__Problem to work on__. Exactly reproduce each record listed below.

Lines of data
· · · ·

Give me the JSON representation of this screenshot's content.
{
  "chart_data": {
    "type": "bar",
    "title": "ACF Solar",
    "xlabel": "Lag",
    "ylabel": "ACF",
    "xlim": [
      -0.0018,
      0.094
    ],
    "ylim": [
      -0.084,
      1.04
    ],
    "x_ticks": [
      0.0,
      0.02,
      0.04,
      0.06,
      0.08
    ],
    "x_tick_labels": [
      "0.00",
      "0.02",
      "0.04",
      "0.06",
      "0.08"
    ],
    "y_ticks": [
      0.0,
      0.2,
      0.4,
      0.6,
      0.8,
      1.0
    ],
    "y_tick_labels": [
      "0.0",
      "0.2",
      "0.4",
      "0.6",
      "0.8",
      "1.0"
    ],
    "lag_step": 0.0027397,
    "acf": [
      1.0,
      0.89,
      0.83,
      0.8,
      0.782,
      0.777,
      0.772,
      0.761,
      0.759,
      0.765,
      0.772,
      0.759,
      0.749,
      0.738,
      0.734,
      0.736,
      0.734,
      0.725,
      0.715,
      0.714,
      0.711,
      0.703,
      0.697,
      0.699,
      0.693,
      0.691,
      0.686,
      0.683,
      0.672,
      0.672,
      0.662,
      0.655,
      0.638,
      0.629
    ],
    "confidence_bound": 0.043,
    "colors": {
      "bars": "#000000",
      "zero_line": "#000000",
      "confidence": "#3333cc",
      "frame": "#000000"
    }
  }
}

· · · ·

__Problem solution__.
Give me the JSON representation of this screenshot's content.
{
  "chart_data": {
    "type": "bar",
    "title": "ACF Solar",
    "xlabel": "Lag",
    "ylabel": "ACF",
    "xlim": [
      -0.0018,
      0.094
    ],
    "ylim": [
      -0.084,
      1.04
    ],
    "x_ticks": [
      0.0,
      0.02,
      0.04,
      0.06,
      0.08
    ],
    "x_tick_labels": [
      "0.00",
      "0.02",
      "0.04",
      "0.06",
      "0.08"
    ],
    "y_ticks": [
      0.0,
      0.2,
      0.4,
      0.6,
      0.8,
      1.0
    ],
    "y_tick_labels": [
      "0.0",
      "0.2",
      "0.4",
      "0.6",
      "0.8",
      "1.0"
    ],
    "lag_step": 0.0027397,
    "acf": [
      1.0,
      0.89,
      0.83,
      0.8,
      0.782,
      0.777,
      0.772,
      0.761,
      0.759,
      0.765,
      0.772,
      0.759,
      0.749,
      0.738,
      0.734,
      0.736,
      0.734,
      0.725,
      0.715,
      0.714,
      0.711,
      0.703,
      0.697,
      0.699,
      0.693,
      0.691,
      0.686,
      0.683,
      0.672,
      0.672,
      0.662,
      0.655,
      0.638,
      0.629
    ],
    "confidence_bound": 0.043,
    "colors": {
      "bars": "#000000",
      "zero_line": "#000000",
      "confidence": "#3333cc",
      "frame": "#000000"
    }
  }
}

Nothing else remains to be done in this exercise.